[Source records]

- - - - -

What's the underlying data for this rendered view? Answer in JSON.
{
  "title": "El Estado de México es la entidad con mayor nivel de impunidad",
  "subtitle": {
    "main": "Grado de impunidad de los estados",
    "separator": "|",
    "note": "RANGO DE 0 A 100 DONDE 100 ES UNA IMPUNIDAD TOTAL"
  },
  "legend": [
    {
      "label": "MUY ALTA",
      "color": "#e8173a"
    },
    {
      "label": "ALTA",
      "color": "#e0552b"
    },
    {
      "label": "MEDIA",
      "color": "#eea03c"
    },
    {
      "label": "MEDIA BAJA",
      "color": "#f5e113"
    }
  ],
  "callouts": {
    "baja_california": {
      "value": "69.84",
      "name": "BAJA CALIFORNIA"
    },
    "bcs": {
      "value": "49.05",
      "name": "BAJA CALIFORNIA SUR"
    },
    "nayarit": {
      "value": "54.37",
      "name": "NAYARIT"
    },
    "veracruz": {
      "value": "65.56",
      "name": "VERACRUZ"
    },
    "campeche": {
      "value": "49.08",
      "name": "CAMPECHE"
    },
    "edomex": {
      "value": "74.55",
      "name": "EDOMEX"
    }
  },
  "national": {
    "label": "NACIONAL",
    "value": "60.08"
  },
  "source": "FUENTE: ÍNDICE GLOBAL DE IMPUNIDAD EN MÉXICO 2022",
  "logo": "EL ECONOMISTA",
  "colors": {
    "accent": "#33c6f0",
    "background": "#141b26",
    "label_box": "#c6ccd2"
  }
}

- - - - -

# Short task:
Restate the data above word for word.

# Full solution:
What's the underlying data for this rendered view? Answer in JSON.
{
  "title": "El Estado de México es la entidad con mayor nivel de impunidad",
  "subtitle": {
    "main": "Grado de impunidad de los estados",
    "separator": "|",
    "note": "RANGO DE 0 A 100 DONDE 100 ES UNA IMPUNIDAD TOTAL"
  },
  "legend": [
    {
      "label": "MUY ALTA",
      "color": "#e8173a"
    },
    {
      "label": "ALTA",
      "color": "#e0552b"
    },
    {
      "label": "MEDIA",
      "color": "#eea03c"
    },
    {
      "label": "MEDIA BAJA",
      "color": "#f5e113"
    }
  ],
  "callouts": {
    "baja_california": {
      "value": "69.84",
      "name": "BAJA CALIFORNIA"
    },
    "bcs": {
      "value": "49.05",
      "name": "BAJA CALIFORNIA SUR"
    },
    "nayarit": {
      "value": "54.37",
      "name": "NAYARIT"
    },
    "veracruz": {
      "value": "65.56",
      "name": "VERACRUZ"
    },
    "campeche": {
      "value": "49.08",
      "name": "CAMPECHE"
    },
    "edomex": {
      "value": "74.55",
      "name": "EDOMEX"
    }
  },
  "national": {
    "label": "NACIONAL",
    "value": "60.08"
  },
  "source": "FUENTE: ÍNDICE GLOBAL DE IMPUNIDAD EN MÉXICO 2022",
  "logo": "EL ECONOMISTA",
  "colors": {
    "accent": "#33c6f0",
    "background": "#141b26",
    "label_box": "#c6ccd2"
  }
}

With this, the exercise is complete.